Exercise requirements: Output all the entries word for word. Omit the pictures.

Records:
• • •

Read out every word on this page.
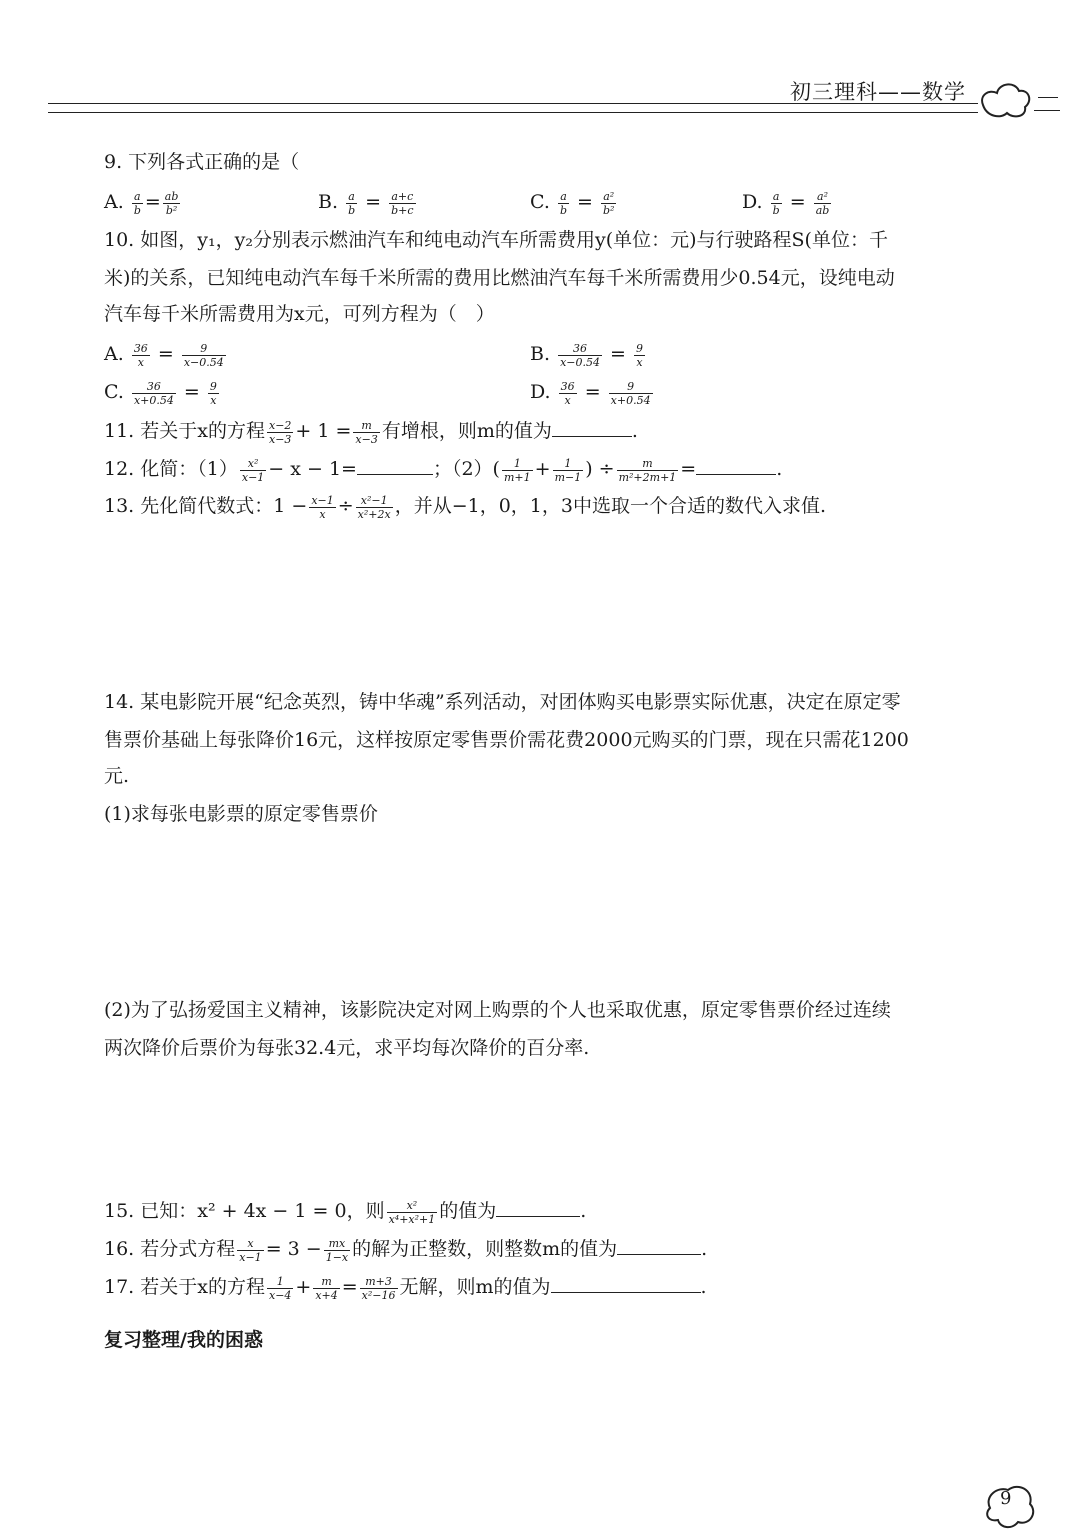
初三理科——数学
9. 下列各式正确的是（
A. $\frac{a}{b} = \frac{ab}{\text{b²}}$	B. $\frac{a}{b} = \frac{a+c}{b+c}$	C. $\frac{a}{b} = \frac{\text{a²}}{\text{b²}}$	D. $\frac{a}{b} = \frac{\text{a²}}{ab}$
10. 如图，y₁，y₂分别表示燃油汽车和纯电动汽车所需费用y(单位：元)与行驶路程S(单位：千
米)的关系，已知纯电动汽车每千米所需的费用比燃油汽车每千米所需费用少0.54元，设纯电动
汽车每千米所需费用为x元，可列方程为（　）
A. $\frac{36}{x} = \frac{9}{x-0.54}$	B. $\frac{36}{x-0.54} = \frac{9}{x}$
C. $\frac{36}{x+0.54} = \frac{9}{x}$	D. $\frac{36}{x} = \frac{9}{x+0.54}$
11. 若关于x的方程 $\frac{x-2}{x-3} + 1 = \frac{m}{x-3}$ 有增根，则m的值为	.
12. 化简：$(1) \frac{\text{x²}}{x-1} - x - 1=$	；$(2)( \frac{1}{m+1} + \frac{1}{m-1}$ ) ÷ $\frac{m}{\text{m²+2m+1}}$ =	.
13. 先化简代数式：$1 - \frac{x-1}{x} \div \frac{\text{x²−1}}{\text{x²+2x}}$ ，并从−1，0，1，3中选取一个合适的数代入求值.
14. 某电影院开展“纪念英烈，铸中华魂”系列活动，对团体购买电影票实际优惠，决定在原定零
售票价基础上每张降价16元，这样按原定零售票价需花费2000元购买的门票，现在只需花1200
元.
(1)求每张电影票的原定零售票价
(2)为了弘扬爱国主义精神，该影院决定对网上购票的个人也采取优惠，原定零售票价经过连续
两次降价后票价为每张32.4元，求平均每次降价的百分率.
15. 已知：x² + 4x − 1 = 0，则 $\frac{\text{x²}}{\text{x⁴+x²+1}}$ 的值为	.
16. 若分式方程 $\frac{x}{x-1} = 3 - \frac{mx}{1-x}$ 的解为正整数，则整数m的值为	.
17. 若关于x的方程 $\frac{1}{x-4} + \frac{m}{x+4} = \frac{m+3}{\text{x²−16}}$ 无解，则m的值为	.
复习整理/我的困惑
9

• • •

Result:
Read out every word on this page.
初三理科——数学
9. 下列各式正确的是（
A. $\frac{a}{b} = \frac{ab}{\text{b²}}$	B. $\frac{a}{b} = \frac{a+c}{b+c}$	C. $\frac{a}{b} = \frac{\text{a²}}{\text{b²}}$	D. $\frac{a}{b} = \frac{\text{a²}}{ab}$
10. 如图，y₁，y₂分别表示燃油汽车和纯电动汽车所需费用y(单位：元)与行驶路程S(单位：千
米)的关系，已知纯电动汽车每千米所需的费用比燃油汽车每千米所需费用少0.54元，设纯电动
汽车每千米所需费用为x元，可列方程为（　）
A. $\frac{36}{x} = \frac{9}{x-0.54}$	B. $\frac{36}{x-0.54} = \frac{9}{x}$
C. $\frac{36}{x+0.54} = \frac{9}{x}$	D. $\frac{36}{x} = \frac{9}{x+0.54}$
11. 若关于x的方程 $\frac{x-2}{x-3} + 1 = \frac{m}{x-3}$ 有增根，则m的值为	.
12. 化简：$(1) \frac{\text{x²}}{x-1} - x - 1=$	；$(2)( \frac{1}{m+1} + \frac{1}{m-1}$ ) ÷ $\frac{m}{\text{m²+2m+1}}$ =	.
13. 先化简代数式：$1 - \frac{x-1}{x} \div \frac{\text{x²−1}}{\text{x²+2x}}$ ，并从−1，0，1，3中选取一个合适的数代入求值.
14. 某电影院开展“纪念英烈，铸中华魂”系列活动，对团体购买电影票实际优惠，决定在原定零
售票价基础上每张降价16元，这样按原定零售票价需花费2000元购买的门票，现在只需花1200
元.
(1)求每张电影票的原定零售票价
(2)为了弘扬爱国主义精神，该影院决定对网上购票的个人也采取优惠，原定零售票价经过连续
两次降价后票价为每张32.4元，求平均每次降价的百分率.
15. 已知：x² + 4x − 1 = 0，则 $\frac{\text{x²}}{\text{x⁴+x²+1}}$ 的值为	.
16. 若分式方程 $\frac{x}{x-1} = 3 - \frac{mx}{1-x}$ 的解为正整数，则整数m的值为	.
17. 若关于x的方程 $\frac{1}{x-4} + \frac{m}{x+4} = \frac{m+3}{\text{x²−16}}$ 无解，则m的值为	.
复习整理/我的困惑
9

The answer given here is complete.